**Work instructions**
Give back every line of the records below without changing anything, and leave the pictures out.

**Records for this task**
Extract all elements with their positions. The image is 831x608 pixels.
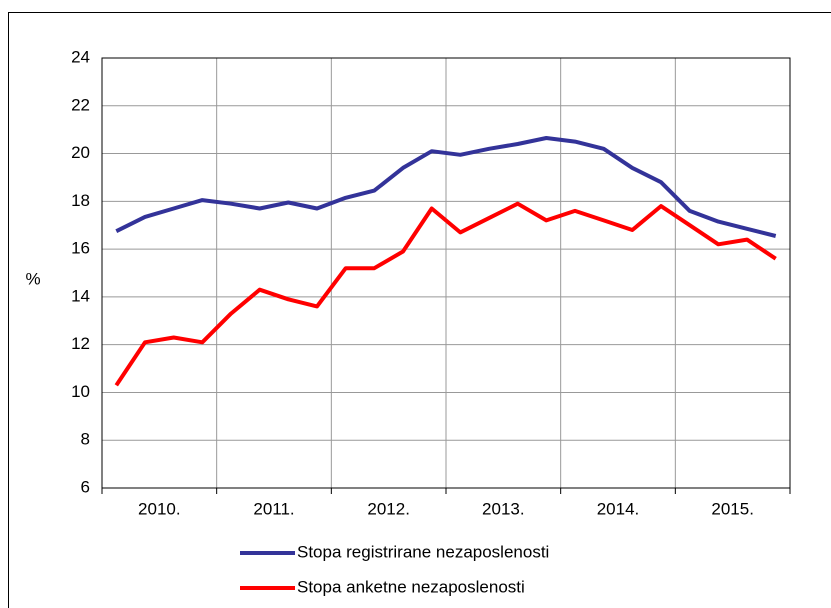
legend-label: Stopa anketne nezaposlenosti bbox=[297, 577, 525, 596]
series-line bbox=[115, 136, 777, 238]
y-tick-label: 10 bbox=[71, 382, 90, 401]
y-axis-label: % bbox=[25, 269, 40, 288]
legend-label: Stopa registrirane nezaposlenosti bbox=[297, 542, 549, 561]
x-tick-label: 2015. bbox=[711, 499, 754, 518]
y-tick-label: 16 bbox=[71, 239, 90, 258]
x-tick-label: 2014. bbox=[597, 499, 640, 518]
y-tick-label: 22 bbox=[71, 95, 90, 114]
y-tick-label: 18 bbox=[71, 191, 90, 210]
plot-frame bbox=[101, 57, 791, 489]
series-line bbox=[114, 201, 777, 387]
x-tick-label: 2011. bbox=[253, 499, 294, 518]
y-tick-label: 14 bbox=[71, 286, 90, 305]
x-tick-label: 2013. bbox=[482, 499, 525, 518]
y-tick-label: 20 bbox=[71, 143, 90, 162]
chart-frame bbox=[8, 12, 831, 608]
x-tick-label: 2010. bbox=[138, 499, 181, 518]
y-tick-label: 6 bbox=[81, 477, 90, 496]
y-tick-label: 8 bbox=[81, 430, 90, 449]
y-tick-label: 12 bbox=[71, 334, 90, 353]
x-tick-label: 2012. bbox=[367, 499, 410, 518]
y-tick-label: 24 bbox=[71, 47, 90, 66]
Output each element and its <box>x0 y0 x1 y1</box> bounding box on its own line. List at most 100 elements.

**Answer for this exercise**
Extract all elements with their positions. The image is 831x608 pixels.
legend-label: Stopa anketne nezaposlenosti bbox=[297, 577, 525, 596]
series-line bbox=[115, 136, 777, 238]
y-tick-label: 10 bbox=[71, 382, 90, 401]
y-axis-label: % bbox=[25, 269, 40, 288]
legend-label: Stopa registrirane nezaposlenosti bbox=[297, 542, 549, 561]
x-tick-label: 2015. bbox=[711, 499, 754, 518]
y-tick-label: 16 bbox=[71, 239, 90, 258]
x-tick-label: 2014. bbox=[597, 499, 640, 518]
y-tick-label: 22 bbox=[71, 95, 90, 114]
y-tick-label: 18 bbox=[71, 191, 90, 210]
plot-frame bbox=[101, 57, 791, 489]
series-line bbox=[114, 201, 777, 387]
x-tick-label: 2011. bbox=[253, 499, 294, 518]
y-tick-label: 14 bbox=[71, 286, 90, 305]
x-tick-label: 2013. bbox=[482, 499, 525, 518]
y-tick-label: 20 bbox=[71, 143, 90, 162]
chart-frame bbox=[8, 12, 831, 608]
x-tick-label: 2010. bbox=[138, 499, 181, 518]
y-tick-label: 6 bbox=[81, 477, 90, 496]
y-tick-label: 8 bbox=[81, 430, 90, 449]
y-tick-label: 12 bbox=[71, 334, 90, 353]
x-tick-label: 2012. bbox=[367, 499, 410, 518]
y-tick-label: 24 bbox=[71, 47, 90, 66]
Output each element and its <box>x0 y0 x1 y1</box> bounding box on its own line. List at most 100 elements.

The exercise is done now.